Set problem: Read the records below. Copy each line where the string "värderingar" occurs.

Items from a data source
════════

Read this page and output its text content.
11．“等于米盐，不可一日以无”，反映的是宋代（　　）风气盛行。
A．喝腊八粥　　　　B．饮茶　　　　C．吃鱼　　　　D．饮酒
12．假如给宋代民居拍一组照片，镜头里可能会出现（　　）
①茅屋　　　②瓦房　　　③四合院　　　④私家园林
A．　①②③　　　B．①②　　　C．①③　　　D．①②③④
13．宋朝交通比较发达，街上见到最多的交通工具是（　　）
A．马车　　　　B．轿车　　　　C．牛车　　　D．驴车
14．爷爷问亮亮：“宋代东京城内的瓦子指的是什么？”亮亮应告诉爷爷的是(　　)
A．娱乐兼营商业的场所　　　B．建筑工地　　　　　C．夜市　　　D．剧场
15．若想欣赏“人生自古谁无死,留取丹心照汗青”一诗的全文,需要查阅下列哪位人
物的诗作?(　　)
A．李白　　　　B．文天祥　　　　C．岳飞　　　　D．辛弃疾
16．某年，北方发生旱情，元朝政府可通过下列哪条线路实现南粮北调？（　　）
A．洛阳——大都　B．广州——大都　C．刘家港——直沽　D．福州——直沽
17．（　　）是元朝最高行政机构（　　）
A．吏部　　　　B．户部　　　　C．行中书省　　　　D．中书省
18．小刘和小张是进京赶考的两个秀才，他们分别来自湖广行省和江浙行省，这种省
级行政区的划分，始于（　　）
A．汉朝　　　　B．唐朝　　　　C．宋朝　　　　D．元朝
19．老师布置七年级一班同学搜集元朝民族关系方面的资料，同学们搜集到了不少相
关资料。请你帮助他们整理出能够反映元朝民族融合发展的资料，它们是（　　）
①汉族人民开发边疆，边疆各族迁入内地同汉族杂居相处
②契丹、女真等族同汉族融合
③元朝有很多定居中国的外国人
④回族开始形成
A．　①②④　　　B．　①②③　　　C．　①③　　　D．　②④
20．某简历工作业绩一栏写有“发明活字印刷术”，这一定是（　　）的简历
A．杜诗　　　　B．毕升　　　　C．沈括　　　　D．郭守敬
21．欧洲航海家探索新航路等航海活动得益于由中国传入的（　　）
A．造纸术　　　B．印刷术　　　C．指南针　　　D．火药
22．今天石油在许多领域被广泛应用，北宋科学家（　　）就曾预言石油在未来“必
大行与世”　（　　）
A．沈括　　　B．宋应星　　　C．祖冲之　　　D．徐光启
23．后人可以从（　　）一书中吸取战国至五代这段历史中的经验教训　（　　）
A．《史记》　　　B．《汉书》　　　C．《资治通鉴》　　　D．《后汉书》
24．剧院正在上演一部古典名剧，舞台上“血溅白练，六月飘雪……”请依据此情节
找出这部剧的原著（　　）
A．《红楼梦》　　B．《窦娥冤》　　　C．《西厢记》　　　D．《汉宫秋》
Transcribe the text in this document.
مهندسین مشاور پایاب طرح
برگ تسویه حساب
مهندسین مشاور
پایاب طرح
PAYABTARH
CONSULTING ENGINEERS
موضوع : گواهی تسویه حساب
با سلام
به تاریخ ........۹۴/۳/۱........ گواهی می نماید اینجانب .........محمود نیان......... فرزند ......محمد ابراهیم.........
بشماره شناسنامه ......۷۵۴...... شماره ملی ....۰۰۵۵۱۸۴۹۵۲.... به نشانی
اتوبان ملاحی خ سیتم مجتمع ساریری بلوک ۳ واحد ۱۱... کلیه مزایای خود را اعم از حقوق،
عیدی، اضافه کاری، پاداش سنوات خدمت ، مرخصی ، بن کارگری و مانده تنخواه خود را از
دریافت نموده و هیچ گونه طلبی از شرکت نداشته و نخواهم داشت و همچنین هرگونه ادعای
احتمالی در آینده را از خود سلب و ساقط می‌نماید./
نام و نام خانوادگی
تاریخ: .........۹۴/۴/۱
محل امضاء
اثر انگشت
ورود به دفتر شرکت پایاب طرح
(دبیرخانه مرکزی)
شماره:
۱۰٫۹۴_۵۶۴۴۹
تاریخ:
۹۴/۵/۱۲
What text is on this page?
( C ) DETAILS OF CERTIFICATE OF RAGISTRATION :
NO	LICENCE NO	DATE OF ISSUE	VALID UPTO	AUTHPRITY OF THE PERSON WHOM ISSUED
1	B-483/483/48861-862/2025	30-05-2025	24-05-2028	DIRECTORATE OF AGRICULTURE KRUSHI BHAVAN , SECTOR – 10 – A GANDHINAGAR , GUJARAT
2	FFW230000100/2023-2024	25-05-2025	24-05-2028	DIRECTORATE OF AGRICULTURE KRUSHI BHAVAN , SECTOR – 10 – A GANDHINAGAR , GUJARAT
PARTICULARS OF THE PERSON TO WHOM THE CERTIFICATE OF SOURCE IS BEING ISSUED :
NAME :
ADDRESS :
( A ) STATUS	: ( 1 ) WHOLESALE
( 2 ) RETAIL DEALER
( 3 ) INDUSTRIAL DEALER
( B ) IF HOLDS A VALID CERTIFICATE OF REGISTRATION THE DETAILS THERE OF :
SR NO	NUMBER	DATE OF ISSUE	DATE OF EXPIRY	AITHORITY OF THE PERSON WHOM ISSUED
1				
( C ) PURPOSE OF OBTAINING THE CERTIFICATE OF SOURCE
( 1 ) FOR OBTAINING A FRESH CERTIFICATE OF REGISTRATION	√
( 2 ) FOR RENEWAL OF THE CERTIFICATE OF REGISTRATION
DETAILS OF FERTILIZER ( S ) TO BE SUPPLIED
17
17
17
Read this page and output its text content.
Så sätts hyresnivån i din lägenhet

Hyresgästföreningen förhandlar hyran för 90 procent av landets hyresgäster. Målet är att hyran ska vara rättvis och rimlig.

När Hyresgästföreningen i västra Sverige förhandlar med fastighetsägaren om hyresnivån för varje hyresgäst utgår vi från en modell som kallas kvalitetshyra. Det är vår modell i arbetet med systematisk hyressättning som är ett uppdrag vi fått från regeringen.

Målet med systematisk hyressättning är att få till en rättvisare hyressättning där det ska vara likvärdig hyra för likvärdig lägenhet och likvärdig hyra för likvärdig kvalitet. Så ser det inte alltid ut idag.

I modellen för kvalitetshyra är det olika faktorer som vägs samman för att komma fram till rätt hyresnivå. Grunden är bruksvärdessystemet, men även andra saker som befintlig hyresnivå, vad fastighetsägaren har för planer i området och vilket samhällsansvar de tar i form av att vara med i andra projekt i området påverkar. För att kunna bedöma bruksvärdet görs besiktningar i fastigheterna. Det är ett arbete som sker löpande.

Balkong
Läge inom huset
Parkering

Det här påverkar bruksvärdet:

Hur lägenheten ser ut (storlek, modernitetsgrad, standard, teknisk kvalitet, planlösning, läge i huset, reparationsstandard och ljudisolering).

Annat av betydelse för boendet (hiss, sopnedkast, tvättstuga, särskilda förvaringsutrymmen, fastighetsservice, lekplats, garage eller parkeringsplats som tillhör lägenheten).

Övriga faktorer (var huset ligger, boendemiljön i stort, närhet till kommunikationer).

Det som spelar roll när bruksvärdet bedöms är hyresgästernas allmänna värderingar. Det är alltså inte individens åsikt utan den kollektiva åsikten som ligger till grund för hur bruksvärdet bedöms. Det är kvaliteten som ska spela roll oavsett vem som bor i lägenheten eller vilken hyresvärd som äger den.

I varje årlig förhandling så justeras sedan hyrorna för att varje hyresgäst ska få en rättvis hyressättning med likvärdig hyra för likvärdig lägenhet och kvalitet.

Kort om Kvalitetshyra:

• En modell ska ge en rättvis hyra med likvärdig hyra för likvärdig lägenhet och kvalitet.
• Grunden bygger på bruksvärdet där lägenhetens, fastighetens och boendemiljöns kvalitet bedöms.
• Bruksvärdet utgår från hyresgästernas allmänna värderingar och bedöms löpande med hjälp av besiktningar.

════════

Correct response:
Det som spelar roll när bruksvärdet bedöms är hyresgästernas allmänna värderingar. Det är alltså inte individens åsikt utan den kollektiva åsikten som ligger till grund för hur bruksvärdet bedöms. Det är kvaliteten som ska spela roll oavsett vem som bor i lägenheten eller vilken hyresvärd som äger den.
• Bruksvärdet utgår från hyresgästernas allmänna värderingar och bedöms löpande med hjälp av besiktningar.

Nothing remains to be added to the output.